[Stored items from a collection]
________________

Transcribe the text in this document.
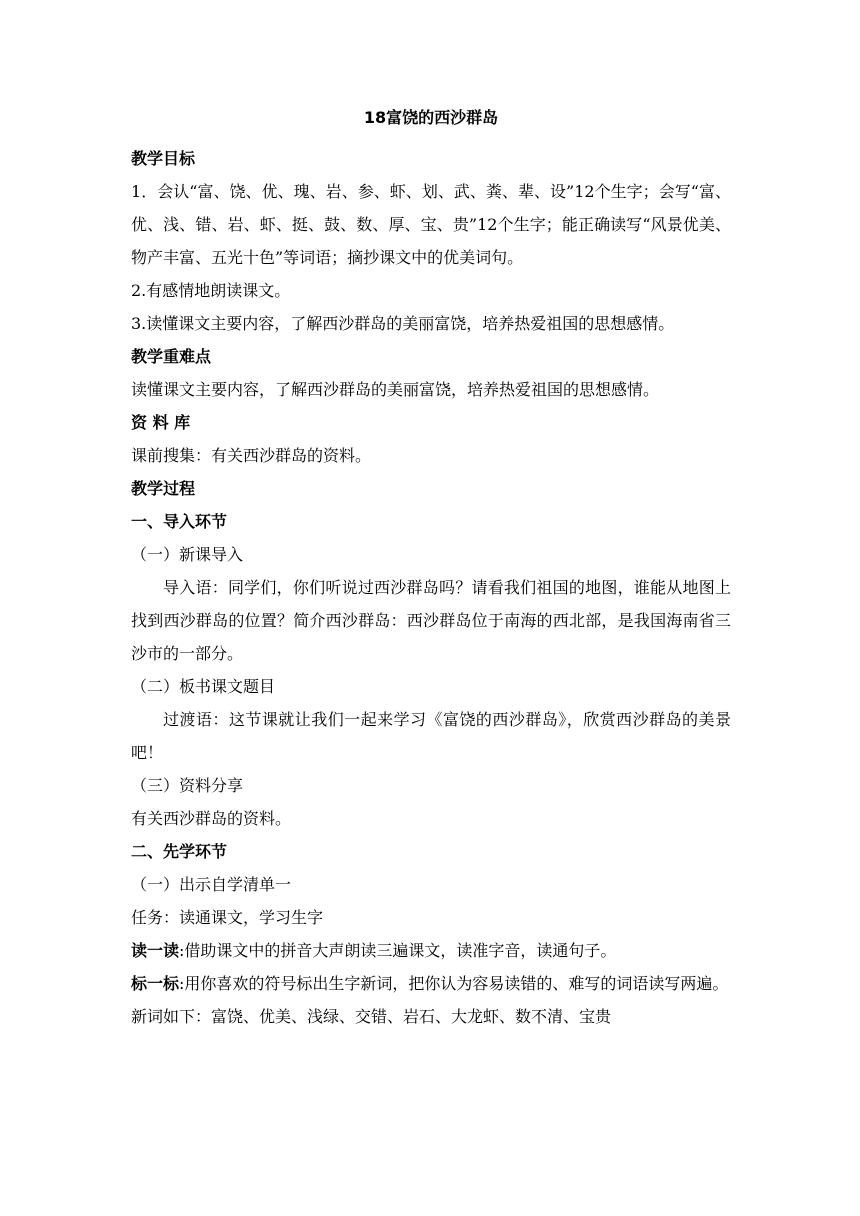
18富饶的西沙群岛

教学目标

1．会认“富、饶、优、瑰、岩、参、虾、划、武、粪、辈、设”12个生字；会写“富、优、浅、错、岩、虾、挺、鼓、数、厚、宝、贵”12个生字；能正确读写“风景优美、物产丰富、五光十色”等词语；摘抄课文中的优美词句。

2.有感情地朗读课文。

3.读懂课文主要内容，了解西沙群岛的美丽富饶，培养热爱祖国的思想感情。

教学重难点

读懂课文主要内容，了解西沙群岛的美丽富饶，培养热爱祖国的思想感情。

资 料 库

课前搜集：有关西沙群岛的资料。

教学过程

一、导入环节

（一）新课导入

导入语：同学们，你们听说过西沙群岛吗？请看我们祖国的地图，谁能从地图上找到西沙群岛的位置？简介西沙群岛：西沙群岛位于南海的西北部，是我国海南省三沙市的一部分。

（二）板书课文题目

过渡语：这节课就让我们一起来学习《富饶的西沙群岛》，欣赏西沙群岛的美景吧！

（三）资料分享

有关西沙群岛的资料。

二、先学环节

（一）出示自学清单一

任务：读通课文，学习生字

读一读:借助课文中的拼音大声朗读三遍课文，读准字音，读通句子。

标一标:用你喜欢的符号标出生字新词，把你认为容易读错的、难写的词语读写两遍。

新词如下：富饶、优美、浅绿、交错、岩石、大龙虾、数不清、宝贵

________________

Do not include images; quote all of the entries above exactly.

Written solution:
Transcribe the text in this document.
18富饶的西沙群岛

教学目标

1．会认“富、饶、优、瑰、岩、参、虾、划、武、粪、辈、设”12个生字；会写“富、优、浅、错、岩、虾、挺、鼓、数、厚、宝、贵”12个生字；能正确读写“风景优美、物产丰富、五光十色”等词语；摘抄课文中的优美词句。

2.有感情地朗读课文。

3.读懂课文主要内容，了解西沙群岛的美丽富饶，培养热爱祖国的思想感情。

教学重难点

读懂课文主要内容，了解西沙群岛的美丽富饶，培养热爱祖国的思想感情。

资 料 库

课前搜集：有关西沙群岛的资料。

教学过程

一、导入环节

（一）新课导入

导入语：同学们，你们听说过西沙群岛吗？请看我们祖国的地图，谁能从地图上找到西沙群岛的位置？简介西沙群岛：西沙群岛位于南海的西北部，是我国海南省三沙市的一部分。

（二）板书课文题目

过渡语：这节课就让我们一起来学习《富饶的西沙群岛》，欣赏西沙群岛的美景吧！

（三）资料分享

有关西沙群岛的资料。

二、先学环节

（一）出示自学清单一

任务：读通课文，学习生字

读一读:借助课文中的拼音大声朗读三遍课文，读准字音，读通句子。

标一标:用你喜欢的符号标出生字新词，把你认为容易读错的、难写的词语读写两遍。

新词如下：富饶、优美、浅绿、交错、岩石、大龙虾、数不清、宝贵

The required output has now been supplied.